═════ Document segment ═════

A bogus study on code review

I saw an article today about code review. Included in it were a couple graphs purportedly coming from a study on code review. The author didn't refer to the graphs at all in the article, instead interleaving them with unrelated text as a sort of eye-candy.

These are the graphs in question:

I found these implausible, for several reasons:

The "Defects per kLOC" metric goes up to 800 in some cases - it strikes me as quite implausible that a code review would find 80% of the code in a PR to be wrong. And even if you look at 800 defects/kLOC as an outlier, the fact that most of the datapoints are > 200 defects/kLOC strikes me as surprising.
If you look at the two graphs provided, they're clearly from different datasets - many of the datapoints that exist on the first graph do not exist on the second one.
The lines that are drawn on the graph seem completely arbitrary - I'm used to seeing lines of best fit, but the red line on the "Defect Density vs. LOC" graph is clearly not showing a line of best fit - I'm not sure what I'm supposed to take away from this line.
If you look at the blog post that these graphs are taken from, it uses the "Defect Density vs. LOC" graph to make the claim that you should keep all of your reviews under 400 lines of code. However, there are only two data points on the entire graph that are >400 LOC, so it's impossible to make any sort of statistically significant claim about this.
Additionally, the datapoints that are at a defect density of zero are all under 200 LOC (With most of them clustered in the <100 LOC range). Given the way "defect density" is used in this study, a "defect density" of zero would indicate a complete failure of the reviewers to find issues¹, and their analysis of the data says nothing about these points.

I found the claims being made off of this graph so unbelievable that I tracked down the initial study² and decided to look into it.

There's a few things that immediately popped out at me - the first one is that the graph "Defect Density vs. LOC" graph is actually completely false - the reason that the 800 defects per kLOC figure popped out at me as being suspicious was because the scale is incorrect. Here's the real graph³:

This shows about the amount of care that's put into these articles that cite this study, but let's carry on.

═════ Records shown ═════

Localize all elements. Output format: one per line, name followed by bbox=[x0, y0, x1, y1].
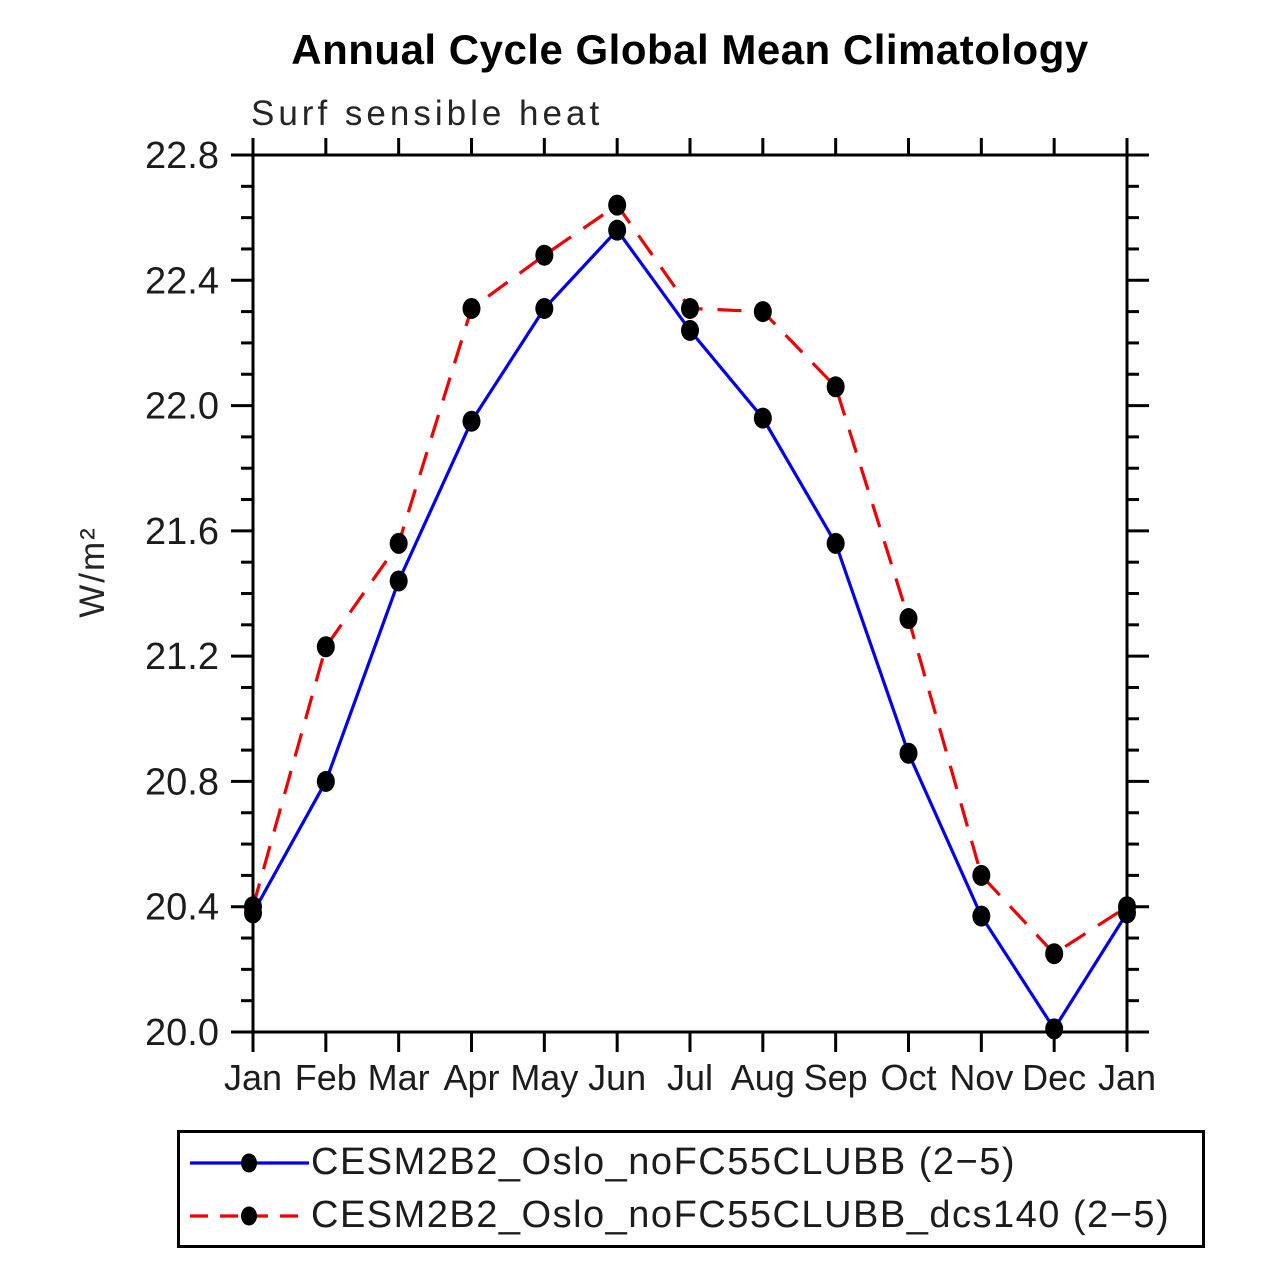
y-tick-label: 22.4 bbox=[145, 260, 219, 303]
y-axis-title: W/m² bbox=[73, 526, 112, 618]
y-tick-label: 22.8 bbox=[145, 135, 219, 177]
legend-sample-line-1-icon bbox=[185, 1194, 311, 1238]
data-point-marker-s1-Oct bbox=[900, 608, 918, 629]
y-tick-label: 21.2 bbox=[145, 636, 219, 679]
data-point-marker-s1-Feb bbox=[317, 636, 335, 657]
chart-subtitle: Surf sensible heat bbox=[251, 94, 604, 133]
y-tick-label: 20.8 bbox=[145, 761, 219, 804]
data-point-marker-s1-May bbox=[535, 245, 553, 266]
data-point-marker-s0-Oct bbox=[900, 743, 918, 764]
x-tick-label: Mar bbox=[367, 1057, 430, 1098]
data-point-marker-s1-Mar bbox=[390, 533, 408, 554]
data-point-marker-s0-Feb bbox=[317, 771, 335, 792]
y-tick-label: 20.4 bbox=[145, 886, 219, 929]
data-point-marker-s0-Dec bbox=[1045, 1018, 1063, 1039]
data-point-marker-s0-Aug bbox=[754, 408, 772, 429]
legend-row bbox=[185, 1136, 1202, 1189]
data-point-marker-s1-Apr bbox=[463, 298, 481, 319]
legend-label-series-1: CESM2B2_Oslo_noFC55CLUBB_dcs140 (2−5) bbox=[311, 1194, 1171, 1236]
chart-title: Annual Cycle Global Mean Climatology bbox=[291, 26, 1089, 73]
series-line-0 bbox=[253, 230, 1127, 1029]
data-point-marker-s1-Jan bbox=[244, 896, 262, 917]
y-tick-label: 20.0 bbox=[145, 1012, 219, 1054]
legend bbox=[177, 1130, 1205, 1248]
x-tick-label: Jun bbox=[588, 1057, 647, 1098]
data-point-marker-s1-Jul bbox=[681, 298, 699, 319]
data-point-marker-s0-May bbox=[535, 298, 553, 319]
data-point-marker-s0-Jul bbox=[681, 320, 699, 341]
legend-label-series-0: CESM2B2_Oslo_noFC55CLUBB (2−5) bbox=[311, 1141, 1017, 1183]
y-tick-label: 21.6 bbox=[145, 510, 219, 553]
x-tick-label: Jan bbox=[223, 1057, 283, 1098]
data-point-marker-s1-Nov bbox=[972, 865, 990, 886]
data-point-marker-s1-Sep bbox=[827, 376, 845, 397]
data-point-marker-s0-Sep bbox=[827, 533, 845, 554]
x-tick-label: Jul bbox=[666, 1057, 714, 1098]
y-tick-label: 22.0 bbox=[145, 385, 219, 428]
data-point-marker-s0-Nov bbox=[972, 906, 990, 927]
data-point-marker-s0-Mar bbox=[390, 570, 408, 591]
x-tick-label: Sep bbox=[803, 1057, 868, 1098]
x-tick-label: Jan bbox=[1097, 1057, 1157, 1098]
plot-frame bbox=[253, 155, 1127, 1032]
legend-marker-1-icon bbox=[241, 1206, 257, 1225]
data-point-marker-s1-Jun bbox=[608, 195, 626, 216]
x-tick-label: Oct bbox=[880, 1057, 937, 1098]
x-tick-label: Feb bbox=[294, 1057, 357, 1098]
data-point-marker-s0-Apr bbox=[463, 411, 481, 432]
data-point-marker-s1-Dec bbox=[1045, 943, 1063, 964]
data-point-marker-s1-Jan bbox=[1118, 896, 1136, 917]
data-point-marker-s1-Aug bbox=[754, 301, 772, 322]
x-tick-label: Dec bbox=[1022, 1057, 1087, 1098]
data-point-marker-s0-Jun bbox=[608, 220, 626, 241]
x-tick-label: Nov bbox=[949, 1057, 1014, 1098]
legend-sample-line-0-icon bbox=[185, 1141, 311, 1185]
x-tick-label: Apr bbox=[443, 1057, 500, 1098]
legend-marker-0-icon bbox=[241, 1153, 257, 1172]
legend-row bbox=[185, 1189, 1202, 1242]
x-tick-label: May bbox=[510, 1057, 579, 1098]
x-tick-label: Aug bbox=[730, 1057, 795, 1098]
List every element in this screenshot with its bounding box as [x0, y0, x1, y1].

═════

▸ Instructions
a) Translate this sentence from the post on the code review study into Spanish: "If you look at the two graphs provided, they're clearly from different datasets - many of the datapoints that exist on the first graph do not exist on the second one."
b) Answer these questions about the post on the code review study:
(i) According to the blog post the graphs were taken from, reviews should be kept under how many lines of code?
(ii) How many data points on the "Defect Density vs. LOC" graph are above 400 LOC?
(iii) What turned out to be incorrect about that graph, making the 800 defects per kLOC figure look suspicious?
c) Write the next part of the post about the bogus code review study, continuing from its final sentence.

▸ Outputs by task
a) Si observas las dos gráficas proporcionadas, es evidente que provienen de conjuntos de datos diferentes: muchos de los puntos de datos que aparecen en la primera gráfica no aparecen en la segunda.

b)
(i) 400 lines of code.
(ii) Two.
(iii) The scale.

c)
The next thing that popped out at me was the number of samples in the study. The marketing page for it claims that 2500 reviews were considered, but I definitely don't see 2500 datapoints on that graph - what happened? Reading the study, I found that since "defects" were a manually counted statistic, they took a SRS of 300 reviews, to reduce the amount of manual labour required. This is more reasonable, but it doesn't look to me like there are 300 datapoints in that graph - what gives? Luckily, they embedded the graph in the pdf in such a way that it's somewhat possible to recover the datapoints⁴. In inkscape, I get a count of 213 points. I'm still curious where the other 87 went, but let's look at the ones that we have. Of the 213 points, 147 of them appear to have a defect density of zero (69%). Of these 147 points, 138 of them appear to have been changes that were ≤100 LOC (93%). This is interesting, because it appears to be directly in contradiction to the main claim of the paper and blog post⁵.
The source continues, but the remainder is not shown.